## Exercise instructions
In the entries that follow, how many lines hold the string "tablespoons"? Give only that number.

··· Records provided

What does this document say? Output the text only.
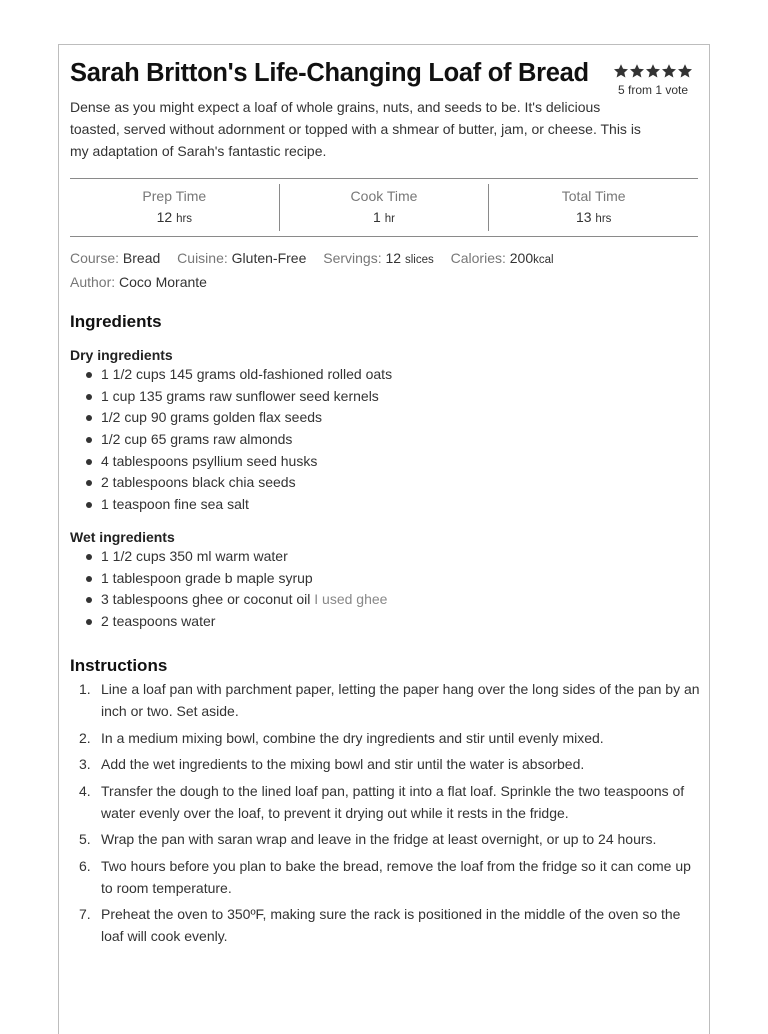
Sarah Britton's Life-Changing Loaf of Bread
5 from 1 vote

Dense as you might expect a loaf of whole grains, nuts, and seeds to be. It's delicious toasted, served without adornment or topped with a shmear of butter, jam, or cheese. This is my adaptation of Sarah's fantastic recipe.

Prep Time
12 hrs
Cook Time
1 hr
Total Time
13 hrs
Course: Bread Cuisine: Gluten-Free Servings: 12 slices Calories: 200kcal
Author: Coco Morante
Ingredients
Dry ingredients
1 1/2 cups 145 grams old-fashioned rolled oats
1 cup 135 grams raw sunflower seed kernels
1/2 cup 90 grams golden flax seeds
1/2 cup 65 grams raw almonds
4 tablespoons psyllium seed husks
2 tablespoons black chia seeds
1 teaspoon fine sea salt
Wet ingredients
1 1/2 cups 350 ml warm water
1 tablespoon grade b maple syrup
3 tablespoons ghee or coconut oil I used ghee
2 teaspoons water
Instructions
1. Line a loaf pan with parchment paper, letting the paper hang over the long sides of the pan by an inch or two. Set aside.
2. In a medium mixing bowl, combine the dry ingredients and stir until evenly mixed.
3. Add the wet ingredients to the mixing bowl and stir until the water is absorbed.
4. Transfer the dough to the lined loaf pan, patting it into a flat loaf. Sprinkle the two teaspoons of water evenly over the loaf, to prevent it drying out while it rests in the fridge.
5. Wrap the pan with saran wrap and leave in the fridge at least overnight, or up to 24 hours.
6. Two hours before you plan to bake the bread, remove the loaf from the fridge so it can come up to room temperature.
7. Preheat the oven to 350ºF, making sure the rack is positioned in the middle of the oven so the loaf will cook evenly.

······

## Full response
3